- TO DO: Copy out all lines with the word "Fermé" in them.

Saved data entries:
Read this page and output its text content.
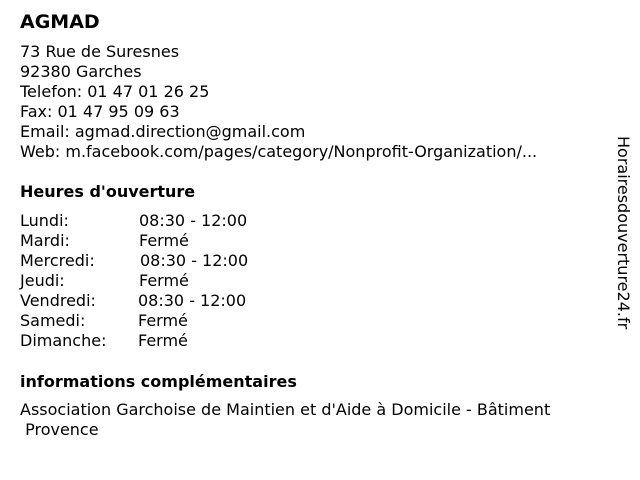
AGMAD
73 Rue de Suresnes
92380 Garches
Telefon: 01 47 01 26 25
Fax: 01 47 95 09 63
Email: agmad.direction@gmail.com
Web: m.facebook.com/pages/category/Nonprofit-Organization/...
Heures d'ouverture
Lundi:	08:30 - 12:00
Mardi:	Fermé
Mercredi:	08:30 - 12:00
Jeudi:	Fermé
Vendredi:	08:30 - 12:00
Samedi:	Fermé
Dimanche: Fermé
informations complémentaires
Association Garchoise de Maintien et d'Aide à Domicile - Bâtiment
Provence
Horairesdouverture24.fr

- EXERCISE SOLUTION:
Mardi:	Fermé
Jeudi:	Fermé
Samedi:	Fermé
Dimanche: Fermé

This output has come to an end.